▸ TASK: Identify each line holding the string "that" and copy it.

►

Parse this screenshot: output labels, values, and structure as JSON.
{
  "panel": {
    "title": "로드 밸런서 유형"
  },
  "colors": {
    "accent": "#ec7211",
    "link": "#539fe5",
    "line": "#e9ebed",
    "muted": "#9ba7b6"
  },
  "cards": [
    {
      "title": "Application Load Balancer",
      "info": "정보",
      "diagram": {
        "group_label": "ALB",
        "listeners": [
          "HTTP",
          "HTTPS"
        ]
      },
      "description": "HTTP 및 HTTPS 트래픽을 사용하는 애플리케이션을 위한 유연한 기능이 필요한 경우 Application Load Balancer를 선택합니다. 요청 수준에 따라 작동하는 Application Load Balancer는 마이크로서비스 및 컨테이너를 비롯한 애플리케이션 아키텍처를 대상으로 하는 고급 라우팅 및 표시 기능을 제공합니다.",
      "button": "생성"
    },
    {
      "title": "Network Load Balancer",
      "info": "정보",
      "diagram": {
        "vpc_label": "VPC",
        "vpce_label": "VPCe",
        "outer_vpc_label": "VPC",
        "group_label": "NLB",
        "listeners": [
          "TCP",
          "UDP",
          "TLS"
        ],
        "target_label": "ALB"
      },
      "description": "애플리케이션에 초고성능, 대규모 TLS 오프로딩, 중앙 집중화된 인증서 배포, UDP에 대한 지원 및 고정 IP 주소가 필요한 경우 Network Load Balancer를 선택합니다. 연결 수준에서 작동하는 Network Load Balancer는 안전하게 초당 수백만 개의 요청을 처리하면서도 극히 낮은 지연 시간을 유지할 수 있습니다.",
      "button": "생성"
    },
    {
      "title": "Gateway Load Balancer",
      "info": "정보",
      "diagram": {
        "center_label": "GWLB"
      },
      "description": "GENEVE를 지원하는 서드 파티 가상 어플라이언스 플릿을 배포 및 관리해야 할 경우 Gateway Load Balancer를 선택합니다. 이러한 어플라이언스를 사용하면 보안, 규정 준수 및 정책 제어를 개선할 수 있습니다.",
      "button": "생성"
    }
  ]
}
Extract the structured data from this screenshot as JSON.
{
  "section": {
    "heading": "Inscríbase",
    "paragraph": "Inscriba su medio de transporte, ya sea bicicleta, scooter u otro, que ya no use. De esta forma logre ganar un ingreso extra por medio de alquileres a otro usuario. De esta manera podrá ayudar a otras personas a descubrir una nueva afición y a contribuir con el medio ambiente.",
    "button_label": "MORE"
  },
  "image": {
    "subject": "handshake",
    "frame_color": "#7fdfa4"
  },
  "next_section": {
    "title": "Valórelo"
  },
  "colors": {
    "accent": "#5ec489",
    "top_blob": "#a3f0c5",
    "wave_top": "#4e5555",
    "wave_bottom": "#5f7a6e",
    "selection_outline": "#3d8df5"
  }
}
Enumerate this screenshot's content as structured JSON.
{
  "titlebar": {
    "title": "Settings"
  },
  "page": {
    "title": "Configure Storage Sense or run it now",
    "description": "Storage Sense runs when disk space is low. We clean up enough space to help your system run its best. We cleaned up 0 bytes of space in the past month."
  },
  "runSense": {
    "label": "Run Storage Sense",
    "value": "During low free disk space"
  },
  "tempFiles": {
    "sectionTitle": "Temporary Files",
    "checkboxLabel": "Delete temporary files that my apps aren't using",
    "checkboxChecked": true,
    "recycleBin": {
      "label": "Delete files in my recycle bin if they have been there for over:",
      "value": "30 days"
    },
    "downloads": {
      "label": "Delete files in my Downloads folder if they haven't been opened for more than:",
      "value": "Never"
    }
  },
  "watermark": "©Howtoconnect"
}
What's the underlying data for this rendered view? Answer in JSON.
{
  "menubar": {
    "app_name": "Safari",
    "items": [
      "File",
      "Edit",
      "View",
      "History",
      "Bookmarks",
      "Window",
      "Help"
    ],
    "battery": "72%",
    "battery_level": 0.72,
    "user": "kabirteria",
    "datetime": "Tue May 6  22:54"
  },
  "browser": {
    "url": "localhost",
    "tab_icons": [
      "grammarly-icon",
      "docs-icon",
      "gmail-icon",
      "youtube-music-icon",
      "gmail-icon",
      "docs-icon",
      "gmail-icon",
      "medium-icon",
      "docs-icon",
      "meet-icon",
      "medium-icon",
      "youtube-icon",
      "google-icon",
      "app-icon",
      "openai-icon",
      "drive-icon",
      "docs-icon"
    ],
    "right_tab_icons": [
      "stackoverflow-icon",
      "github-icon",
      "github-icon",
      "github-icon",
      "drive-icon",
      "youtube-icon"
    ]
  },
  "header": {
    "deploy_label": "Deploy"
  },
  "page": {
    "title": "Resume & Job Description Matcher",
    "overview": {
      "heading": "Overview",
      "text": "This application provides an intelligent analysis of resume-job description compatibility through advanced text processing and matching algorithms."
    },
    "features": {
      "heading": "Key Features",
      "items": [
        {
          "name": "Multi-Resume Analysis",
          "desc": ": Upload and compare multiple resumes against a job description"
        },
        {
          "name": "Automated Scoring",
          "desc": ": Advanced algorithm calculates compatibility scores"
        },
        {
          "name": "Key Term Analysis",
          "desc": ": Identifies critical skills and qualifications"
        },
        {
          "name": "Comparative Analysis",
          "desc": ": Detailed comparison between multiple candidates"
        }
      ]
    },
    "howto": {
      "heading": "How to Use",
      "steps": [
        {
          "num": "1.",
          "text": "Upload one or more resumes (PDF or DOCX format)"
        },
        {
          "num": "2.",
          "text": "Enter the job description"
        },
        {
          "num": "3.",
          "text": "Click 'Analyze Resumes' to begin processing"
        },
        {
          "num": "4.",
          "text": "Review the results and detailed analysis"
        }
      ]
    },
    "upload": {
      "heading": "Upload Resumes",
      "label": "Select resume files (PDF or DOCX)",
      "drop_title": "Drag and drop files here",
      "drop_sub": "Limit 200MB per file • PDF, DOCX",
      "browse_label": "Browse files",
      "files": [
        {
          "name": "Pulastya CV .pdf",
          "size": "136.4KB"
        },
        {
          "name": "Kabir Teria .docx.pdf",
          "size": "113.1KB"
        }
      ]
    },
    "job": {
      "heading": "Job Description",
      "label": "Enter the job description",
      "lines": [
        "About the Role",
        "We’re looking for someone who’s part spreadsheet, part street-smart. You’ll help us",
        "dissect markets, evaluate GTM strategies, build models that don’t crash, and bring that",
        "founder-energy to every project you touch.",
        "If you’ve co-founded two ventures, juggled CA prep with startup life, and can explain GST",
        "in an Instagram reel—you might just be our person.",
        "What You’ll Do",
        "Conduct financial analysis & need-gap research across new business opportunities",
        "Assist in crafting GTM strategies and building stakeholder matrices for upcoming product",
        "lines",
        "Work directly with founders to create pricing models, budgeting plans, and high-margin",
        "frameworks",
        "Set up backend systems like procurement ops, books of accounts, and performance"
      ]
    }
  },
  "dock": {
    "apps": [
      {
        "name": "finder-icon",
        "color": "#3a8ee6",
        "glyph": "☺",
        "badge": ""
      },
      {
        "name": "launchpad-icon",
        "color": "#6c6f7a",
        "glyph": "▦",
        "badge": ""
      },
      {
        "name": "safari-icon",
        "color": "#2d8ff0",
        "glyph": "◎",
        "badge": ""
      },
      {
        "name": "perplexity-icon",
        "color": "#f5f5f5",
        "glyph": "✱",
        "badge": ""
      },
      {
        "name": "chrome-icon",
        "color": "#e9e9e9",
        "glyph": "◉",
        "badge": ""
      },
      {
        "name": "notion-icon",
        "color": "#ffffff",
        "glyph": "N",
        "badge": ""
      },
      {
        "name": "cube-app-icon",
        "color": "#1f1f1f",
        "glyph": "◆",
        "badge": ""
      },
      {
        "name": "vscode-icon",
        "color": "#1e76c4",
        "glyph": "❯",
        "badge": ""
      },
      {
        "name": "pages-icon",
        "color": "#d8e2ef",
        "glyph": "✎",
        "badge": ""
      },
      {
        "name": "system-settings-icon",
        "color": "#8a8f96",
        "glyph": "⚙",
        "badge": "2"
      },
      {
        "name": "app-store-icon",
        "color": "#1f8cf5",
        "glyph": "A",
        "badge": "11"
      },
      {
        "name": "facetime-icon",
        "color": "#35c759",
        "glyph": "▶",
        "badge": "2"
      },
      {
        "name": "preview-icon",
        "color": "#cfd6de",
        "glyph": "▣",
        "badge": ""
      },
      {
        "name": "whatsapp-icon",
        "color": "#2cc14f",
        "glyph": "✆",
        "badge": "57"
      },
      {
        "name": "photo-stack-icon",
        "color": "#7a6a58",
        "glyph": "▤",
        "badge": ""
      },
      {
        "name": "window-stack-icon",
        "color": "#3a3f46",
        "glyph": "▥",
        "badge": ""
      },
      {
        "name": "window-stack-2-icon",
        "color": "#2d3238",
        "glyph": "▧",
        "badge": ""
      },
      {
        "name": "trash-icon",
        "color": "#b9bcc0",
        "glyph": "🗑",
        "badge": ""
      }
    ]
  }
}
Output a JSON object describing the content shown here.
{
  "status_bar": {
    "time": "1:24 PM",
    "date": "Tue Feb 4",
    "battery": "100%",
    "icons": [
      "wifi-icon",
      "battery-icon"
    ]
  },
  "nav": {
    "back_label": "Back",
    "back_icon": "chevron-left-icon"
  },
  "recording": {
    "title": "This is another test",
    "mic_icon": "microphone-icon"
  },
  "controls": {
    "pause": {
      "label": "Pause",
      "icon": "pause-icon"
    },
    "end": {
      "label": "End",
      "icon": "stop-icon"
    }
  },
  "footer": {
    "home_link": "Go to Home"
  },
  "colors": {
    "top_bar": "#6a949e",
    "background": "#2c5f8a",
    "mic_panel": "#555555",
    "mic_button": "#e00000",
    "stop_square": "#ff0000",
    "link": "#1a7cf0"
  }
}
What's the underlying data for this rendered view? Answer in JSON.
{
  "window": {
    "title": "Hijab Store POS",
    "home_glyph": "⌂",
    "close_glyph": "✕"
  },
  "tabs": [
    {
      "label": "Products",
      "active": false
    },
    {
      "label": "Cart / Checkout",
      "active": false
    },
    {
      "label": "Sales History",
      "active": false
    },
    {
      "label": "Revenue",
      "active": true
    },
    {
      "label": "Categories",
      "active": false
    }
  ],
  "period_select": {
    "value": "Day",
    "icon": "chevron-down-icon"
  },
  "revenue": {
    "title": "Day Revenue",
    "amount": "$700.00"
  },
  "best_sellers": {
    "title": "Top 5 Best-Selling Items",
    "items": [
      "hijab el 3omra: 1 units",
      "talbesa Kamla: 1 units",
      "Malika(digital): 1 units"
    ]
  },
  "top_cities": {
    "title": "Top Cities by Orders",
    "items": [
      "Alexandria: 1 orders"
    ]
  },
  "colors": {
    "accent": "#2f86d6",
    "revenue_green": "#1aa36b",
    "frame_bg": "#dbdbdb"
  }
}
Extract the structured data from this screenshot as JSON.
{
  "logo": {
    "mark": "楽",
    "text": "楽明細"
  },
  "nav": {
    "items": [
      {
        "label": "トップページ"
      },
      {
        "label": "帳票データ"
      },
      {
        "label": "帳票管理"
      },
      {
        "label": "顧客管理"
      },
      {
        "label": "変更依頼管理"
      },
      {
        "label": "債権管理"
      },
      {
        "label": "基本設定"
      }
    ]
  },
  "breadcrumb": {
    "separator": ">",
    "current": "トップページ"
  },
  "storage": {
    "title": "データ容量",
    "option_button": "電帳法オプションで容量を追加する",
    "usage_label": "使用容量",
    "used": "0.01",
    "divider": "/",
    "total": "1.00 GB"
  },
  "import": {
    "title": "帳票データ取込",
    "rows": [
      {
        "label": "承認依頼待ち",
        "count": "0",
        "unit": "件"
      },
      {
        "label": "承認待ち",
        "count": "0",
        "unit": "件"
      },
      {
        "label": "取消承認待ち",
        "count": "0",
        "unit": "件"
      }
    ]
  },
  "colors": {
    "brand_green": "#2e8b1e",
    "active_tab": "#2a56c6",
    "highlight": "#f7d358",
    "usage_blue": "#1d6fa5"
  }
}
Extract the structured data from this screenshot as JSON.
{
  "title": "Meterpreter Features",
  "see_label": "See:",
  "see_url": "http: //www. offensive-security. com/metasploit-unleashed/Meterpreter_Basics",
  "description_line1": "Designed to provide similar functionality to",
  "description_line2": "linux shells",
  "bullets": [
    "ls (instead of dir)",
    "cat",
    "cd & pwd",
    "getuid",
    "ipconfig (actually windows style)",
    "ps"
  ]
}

◄

▸ CORRECT RESPONSE:
    "checkboxLabel": "Delete temporary files that my apps aren't using",
        "dissect markets, evaluate GTM strategies, build models that don’t crash, and bring that",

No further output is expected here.